- **TASK DIRECTIONS**
Transcribe every one of the lines below verbatim, keeping each character, number, and bracket unchanged.

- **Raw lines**
## START
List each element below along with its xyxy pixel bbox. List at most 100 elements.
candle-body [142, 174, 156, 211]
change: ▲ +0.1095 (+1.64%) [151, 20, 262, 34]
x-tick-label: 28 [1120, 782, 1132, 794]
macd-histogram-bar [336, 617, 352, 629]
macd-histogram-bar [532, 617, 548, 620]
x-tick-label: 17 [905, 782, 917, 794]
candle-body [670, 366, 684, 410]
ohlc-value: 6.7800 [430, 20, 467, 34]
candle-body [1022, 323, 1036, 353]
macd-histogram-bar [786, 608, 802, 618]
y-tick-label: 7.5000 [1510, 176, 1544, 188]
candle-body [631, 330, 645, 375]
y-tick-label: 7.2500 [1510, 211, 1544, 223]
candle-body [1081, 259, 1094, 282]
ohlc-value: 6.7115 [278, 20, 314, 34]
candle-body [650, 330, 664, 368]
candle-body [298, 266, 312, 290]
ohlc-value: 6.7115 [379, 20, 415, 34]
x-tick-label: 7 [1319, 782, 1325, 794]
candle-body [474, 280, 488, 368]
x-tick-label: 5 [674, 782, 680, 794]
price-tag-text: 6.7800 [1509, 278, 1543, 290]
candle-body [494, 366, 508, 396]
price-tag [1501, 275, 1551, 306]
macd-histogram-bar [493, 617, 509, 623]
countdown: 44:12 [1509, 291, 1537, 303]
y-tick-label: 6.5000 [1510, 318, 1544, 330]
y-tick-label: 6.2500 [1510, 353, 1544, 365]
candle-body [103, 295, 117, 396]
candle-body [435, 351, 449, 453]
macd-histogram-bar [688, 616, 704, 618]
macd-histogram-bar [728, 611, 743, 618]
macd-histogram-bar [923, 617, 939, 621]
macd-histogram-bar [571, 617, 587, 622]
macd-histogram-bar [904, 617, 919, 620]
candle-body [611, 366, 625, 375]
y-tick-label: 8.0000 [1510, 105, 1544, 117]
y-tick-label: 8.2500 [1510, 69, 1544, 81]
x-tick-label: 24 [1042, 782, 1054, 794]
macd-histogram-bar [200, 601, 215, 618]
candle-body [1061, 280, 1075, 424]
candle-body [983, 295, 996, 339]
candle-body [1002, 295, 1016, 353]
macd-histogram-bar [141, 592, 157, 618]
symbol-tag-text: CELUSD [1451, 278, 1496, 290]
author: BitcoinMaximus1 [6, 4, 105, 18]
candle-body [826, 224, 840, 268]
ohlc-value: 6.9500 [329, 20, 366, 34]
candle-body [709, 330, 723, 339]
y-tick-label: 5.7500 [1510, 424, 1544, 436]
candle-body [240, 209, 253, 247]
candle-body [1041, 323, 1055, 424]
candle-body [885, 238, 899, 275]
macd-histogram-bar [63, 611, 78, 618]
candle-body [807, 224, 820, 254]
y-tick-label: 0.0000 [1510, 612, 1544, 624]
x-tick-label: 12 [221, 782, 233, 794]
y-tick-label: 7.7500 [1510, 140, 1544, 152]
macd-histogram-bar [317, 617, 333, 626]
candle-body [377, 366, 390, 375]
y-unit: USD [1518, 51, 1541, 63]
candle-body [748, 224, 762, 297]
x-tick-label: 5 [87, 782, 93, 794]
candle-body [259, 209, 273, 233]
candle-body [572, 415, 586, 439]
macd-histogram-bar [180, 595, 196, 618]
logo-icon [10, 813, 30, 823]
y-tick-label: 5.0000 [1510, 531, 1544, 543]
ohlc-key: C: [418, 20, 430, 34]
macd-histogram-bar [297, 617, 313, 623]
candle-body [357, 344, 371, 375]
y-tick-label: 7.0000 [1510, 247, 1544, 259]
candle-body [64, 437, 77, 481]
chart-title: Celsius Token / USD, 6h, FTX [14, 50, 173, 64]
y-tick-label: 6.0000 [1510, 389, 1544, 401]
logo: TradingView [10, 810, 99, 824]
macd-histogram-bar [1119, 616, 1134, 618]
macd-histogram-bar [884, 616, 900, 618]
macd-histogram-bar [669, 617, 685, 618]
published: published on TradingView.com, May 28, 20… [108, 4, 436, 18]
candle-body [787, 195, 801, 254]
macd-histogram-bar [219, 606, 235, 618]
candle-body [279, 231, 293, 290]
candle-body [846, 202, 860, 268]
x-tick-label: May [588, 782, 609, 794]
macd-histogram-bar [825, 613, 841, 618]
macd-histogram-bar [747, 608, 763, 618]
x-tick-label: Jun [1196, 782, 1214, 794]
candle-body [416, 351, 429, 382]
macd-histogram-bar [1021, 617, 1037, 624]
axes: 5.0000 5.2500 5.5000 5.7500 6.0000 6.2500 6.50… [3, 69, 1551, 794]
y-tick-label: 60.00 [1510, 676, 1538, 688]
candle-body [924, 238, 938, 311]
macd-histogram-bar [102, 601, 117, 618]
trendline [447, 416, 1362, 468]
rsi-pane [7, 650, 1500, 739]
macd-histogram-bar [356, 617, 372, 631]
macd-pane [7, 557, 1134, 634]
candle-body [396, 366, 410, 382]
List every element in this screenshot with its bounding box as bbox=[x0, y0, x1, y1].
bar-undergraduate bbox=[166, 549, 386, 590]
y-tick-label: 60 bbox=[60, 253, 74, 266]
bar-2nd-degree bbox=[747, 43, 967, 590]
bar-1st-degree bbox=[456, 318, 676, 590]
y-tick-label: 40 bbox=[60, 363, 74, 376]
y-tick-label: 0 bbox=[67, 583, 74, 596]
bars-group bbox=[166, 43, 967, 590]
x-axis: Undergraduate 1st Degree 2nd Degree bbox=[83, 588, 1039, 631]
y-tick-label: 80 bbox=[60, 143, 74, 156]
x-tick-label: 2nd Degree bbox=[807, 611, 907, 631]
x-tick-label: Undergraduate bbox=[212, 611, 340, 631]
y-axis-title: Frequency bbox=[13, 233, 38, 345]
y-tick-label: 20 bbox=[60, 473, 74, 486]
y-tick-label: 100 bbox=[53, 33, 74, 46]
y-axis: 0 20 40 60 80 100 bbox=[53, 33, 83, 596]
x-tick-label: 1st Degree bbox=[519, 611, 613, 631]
## END
- **EXERCISE SOLUTION**
List each element below along with its xyxy pixel bbox. List at most 100 elements.
candle-body [142, 174, 156, 211]
change: ▲ +0.1095 (+1.64%) [151, 20, 262, 34]
x-tick-label: 28 [1120, 782, 1132, 794]
macd-histogram-bar [336, 617, 352, 629]
macd-histogram-bar [532, 617, 548, 620]
x-tick-label: 17 [905, 782, 917, 794]
candle-body [670, 366, 684, 410]
ohlc-value: 6.7800 [430, 20, 467, 34]
candle-body [1022, 323, 1036, 353]
macd-histogram-bar [786, 608, 802, 618]
y-tick-label: 7.5000 [1510, 176, 1544, 188]
candle-body [631, 330, 645, 375]
y-tick-label: 7.2500 [1510, 211, 1544, 223]
candle-body [1081, 259, 1094, 282]
ohlc-value: 6.7115 [278, 20, 314, 34]
candle-body [650, 330, 664, 368]
candle-body [298, 266, 312, 290]
ohlc-value: 6.7115 [379, 20, 415, 34]
x-tick-label: 7 [1319, 782, 1325, 794]
candle-body [474, 280, 488, 368]
x-tick-label: 5 [674, 782, 680, 794]
price-tag-text: 6.7800 [1509, 278, 1543, 290]
candle-body [494, 366, 508, 396]
price-tag [1501, 275, 1551, 306]
macd-histogram-bar [493, 617, 509, 623]
countdown: 44:12 [1509, 291, 1537, 303]
y-tick-label: 6.5000 [1510, 318, 1544, 330]
y-tick-label: 6.2500 [1510, 353, 1544, 365]
candle-body [103, 295, 117, 396]
candle-body [435, 351, 449, 453]
macd-histogram-bar [688, 616, 704, 618]
macd-histogram-bar [728, 611, 743, 618]
macd-histogram-bar [923, 617, 939, 621]
macd-histogram-bar [571, 617, 587, 622]
macd-histogram-bar [904, 617, 919, 620]
candle-body [611, 366, 625, 375]
y-tick-label: 8.0000 [1510, 105, 1544, 117]
y-tick-label: 8.2500 [1510, 69, 1544, 81]
x-tick-label: 24 [1042, 782, 1054, 794]
macd-histogram-bar [200, 601, 215, 618]
candle-body [1061, 280, 1075, 424]
candle-body [983, 295, 996, 339]
candle-body [1002, 295, 1016, 353]
macd-histogram-bar [141, 592, 157, 618]
symbol-tag-text: CELUSD [1451, 278, 1496, 290]
author: BitcoinMaximus1 [6, 4, 105, 18]
candle-body [826, 224, 840, 268]
ohlc-value: 6.9500 [329, 20, 366, 34]
candle-body [709, 330, 723, 339]
y-tick-label: 5.7500 [1510, 424, 1544, 436]
candle-body [240, 209, 253, 247]
candle-body [1041, 323, 1055, 424]
candle-body [885, 238, 899, 275]
macd-histogram-bar [63, 611, 78, 618]
candle-body [807, 224, 820, 254]
y-tick-label: 0.0000 [1510, 612, 1544, 624]
x-tick-label: 12 [221, 782, 233, 794]
y-tick-label: 7.7500 [1510, 140, 1544, 152]
macd-histogram-bar [317, 617, 333, 626]
candle-body [377, 366, 390, 375]
y-unit: USD [1518, 51, 1541, 63]
candle-body [748, 224, 762, 297]
x-tick-label: 5 [87, 782, 93, 794]
candle-body [259, 209, 273, 233]
candle-body [572, 415, 586, 439]
macd-histogram-bar [180, 595, 196, 618]
logo-icon [10, 813, 30, 823]
y-tick-label: 5.0000 [1510, 531, 1544, 543]
ohlc-key: C: [418, 20, 430, 34]
macd-histogram-bar [297, 617, 313, 623]
candle-body [357, 344, 371, 375]
y-tick-label: 7.0000 [1510, 247, 1544, 259]
candle-body [64, 437, 77, 481]
chart-title: Celsius Token / USD, 6h, FTX [14, 50, 173, 64]
y-tick-label: 6.0000 [1510, 389, 1544, 401]
logo: TradingView [10, 810, 99, 824]
macd-histogram-bar [1119, 616, 1134, 618]
macd-histogram-bar [884, 616, 900, 618]
macd-histogram-bar [669, 617, 685, 618]
published: published on TradingView.com, May 28, 20… [108, 4, 436, 18]
candle-body [787, 195, 801, 254]
macd-histogram-bar [219, 606, 235, 618]
candle-body [279, 231, 293, 290]
candle-body [846, 202, 860, 268]
x-tick-label: May [588, 782, 609, 794]
macd-histogram-bar [825, 613, 841, 618]
macd-histogram-bar [747, 608, 763, 618]
x-tick-label: Jun [1196, 782, 1214, 794]
candle-body [416, 351, 429, 382]
macd-histogram-bar [1021, 617, 1037, 624]
axes: 5.0000 5.2500 5.5000 5.7500 6.0000 6.2500 6.50… [3, 69, 1551, 794]
y-tick-label: 60.00 [1510, 676, 1538, 688]
candle-body [924, 238, 938, 311]
macd-histogram-bar [102, 601, 117, 618]
trendline [447, 416, 1362, 468]
rsi-pane [7, 650, 1500, 739]
macd-histogram-bar [356, 617, 372, 631]
macd-pane [7, 557, 1134, 634]
candle-body [396, 366, 410, 382]
List every element in this screenshot with its bounding box as bbox=[x0, y0, x1, y1].
bar-undergraduate bbox=[166, 549, 386, 590]
y-tick-label: 60 bbox=[60, 253, 74, 266]
bar-2nd-degree bbox=[747, 43, 967, 590]
bar-1st-degree bbox=[456, 318, 676, 590]
y-tick-label: 40 bbox=[60, 363, 74, 376]
y-tick-label: 0 bbox=[67, 583, 74, 596]
bars-group bbox=[166, 43, 967, 590]
x-axis: Undergraduate 1st Degree 2nd Degree bbox=[83, 588, 1039, 631]
y-tick-label: 80 bbox=[60, 143, 74, 156]
x-tick-label: 2nd Degree bbox=[807, 611, 907, 631]
x-tick-label: Undergraduate bbox=[212, 611, 340, 631]
y-axis-title: Frequency bbox=[13, 233, 38, 345]
y-tick-label: 20 bbox=[60, 473, 74, 486]
y-tick-label: 100 bbox=[53, 33, 74, 46]
y-axis: 0 20 40 60 80 100 bbox=[53, 33, 83, 596]
x-tick-label: 1st Degree bbox=[519, 611, 613, 631]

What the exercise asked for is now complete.